Description of the task: Quote the whole listing word for word. Do not include the pictures.

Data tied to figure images
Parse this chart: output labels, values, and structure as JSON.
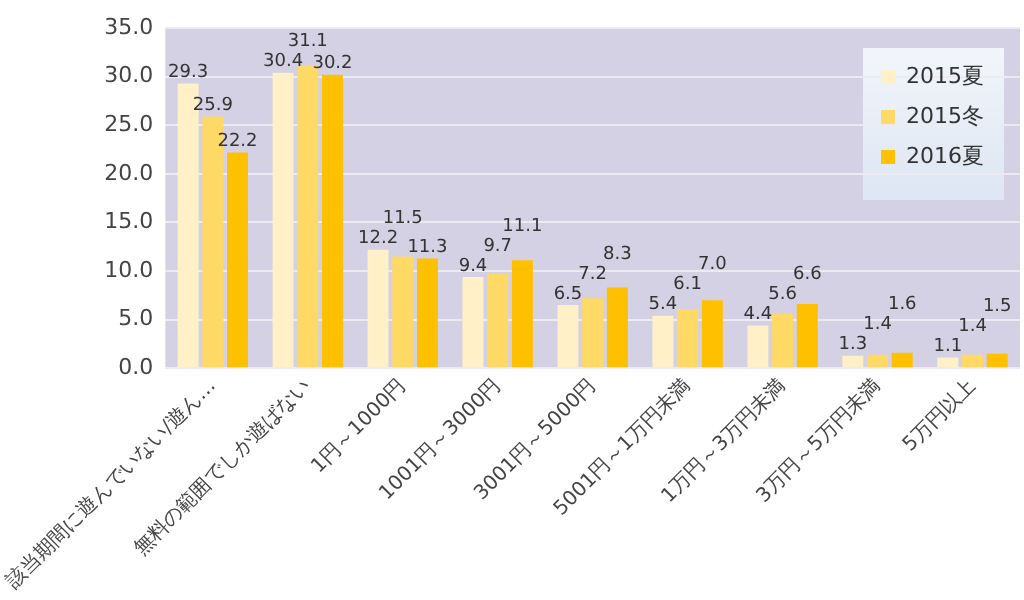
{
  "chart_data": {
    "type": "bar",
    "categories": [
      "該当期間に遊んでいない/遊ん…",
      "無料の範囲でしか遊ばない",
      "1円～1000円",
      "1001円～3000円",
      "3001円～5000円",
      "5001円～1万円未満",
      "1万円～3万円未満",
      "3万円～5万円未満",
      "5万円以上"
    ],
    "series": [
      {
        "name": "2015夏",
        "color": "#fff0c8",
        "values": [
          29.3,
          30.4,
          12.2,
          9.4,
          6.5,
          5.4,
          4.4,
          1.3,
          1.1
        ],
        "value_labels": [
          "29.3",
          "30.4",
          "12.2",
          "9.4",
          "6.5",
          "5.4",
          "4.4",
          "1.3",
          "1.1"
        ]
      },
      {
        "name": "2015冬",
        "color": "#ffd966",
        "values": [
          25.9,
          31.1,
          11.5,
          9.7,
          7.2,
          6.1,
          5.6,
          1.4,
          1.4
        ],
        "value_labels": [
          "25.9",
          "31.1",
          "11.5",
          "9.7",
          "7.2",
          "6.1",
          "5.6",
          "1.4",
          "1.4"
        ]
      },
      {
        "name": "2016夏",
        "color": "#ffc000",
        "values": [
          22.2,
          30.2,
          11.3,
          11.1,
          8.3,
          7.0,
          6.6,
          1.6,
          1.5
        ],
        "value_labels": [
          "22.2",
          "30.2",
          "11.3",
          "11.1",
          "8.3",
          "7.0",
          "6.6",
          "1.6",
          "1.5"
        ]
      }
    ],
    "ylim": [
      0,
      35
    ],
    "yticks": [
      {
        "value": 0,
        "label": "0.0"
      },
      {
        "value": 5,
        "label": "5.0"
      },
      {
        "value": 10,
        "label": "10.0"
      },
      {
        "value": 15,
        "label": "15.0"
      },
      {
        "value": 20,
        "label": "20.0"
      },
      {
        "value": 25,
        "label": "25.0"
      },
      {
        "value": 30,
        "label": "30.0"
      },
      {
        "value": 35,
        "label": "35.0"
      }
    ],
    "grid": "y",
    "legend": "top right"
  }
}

Correct output:
Parse this chart: output labels, values, and structure as JSON.
{
  "chart_data": {
    "type": "bar",
    "categories": [
      "該当期間に遊んでいない/遊ん…",
      "無料の範囲でしか遊ばない",
      "1円～1000円",
      "1001円～3000円",
      "3001円～5000円",
      "5001円～1万円未満",
      "1万円～3万円未満",
      "3万円～5万円未満",
      "5万円以上"
    ],
    "series": [
      {
        "name": "2015夏",
        "color": "#fff0c8",
        "values": [
          29.3,
          30.4,
          12.2,
          9.4,
          6.5,
          5.4,
          4.4,
          1.3,
          1.1
        ],
        "value_labels": [
          "29.3",
          "30.4",
          "12.2",
          "9.4",
          "6.5",
          "5.4",
          "4.4",
          "1.3",
          "1.1"
        ]
      },
      {
        "name": "2015冬",
        "color": "#ffd966",
        "values": [
          25.9,
          31.1,
          11.5,
          9.7,
          7.2,
          6.1,
          5.6,
          1.4,
          1.4
        ],
        "value_labels": [
          "25.9",
          "31.1",
          "11.5",
          "9.7",
          "7.2",
          "6.1",
          "5.6",
          "1.4",
          "1.4"
        ]
      },
      {
        "name": "2016夏",
        "color": "#ffc000",
        "values": [
          22.2,
          30.2,
          11.3,
          11.1,
          8.3,
          7.0,
          6.6,
          1.6,
          1.5
        ],
        "value_labels": [
          "22.2",
          "30.2",
          "11.3",
          "11.1",
          "8.3",
          "7.0",
          "6.6",
          "1.6",
          "1.5"
        ]
      }
    ],
    "ylim": [
      0,
      35
    ],
    "yticks": [
      {
        "value": 0,
        "label": "0.0"
      },
      {
        "value": 5,
        "label": "5.0"
      },
      {
        "value": 10,
        "label": "10.0"
      },
      {
        "value": 15,
        "label": "15.0"
      },
      {
        "value": 20,
        "label": "20.0"
      },
      {
        "value": 25,
        "label": "25.0"
      },
      {
        "value": 30,
        "label": "30.0"
      },
      {
        "value": 35,
        "label": "35.0"
      }
    ],
    "grid": "y",
    "legend": "top right"
  }
}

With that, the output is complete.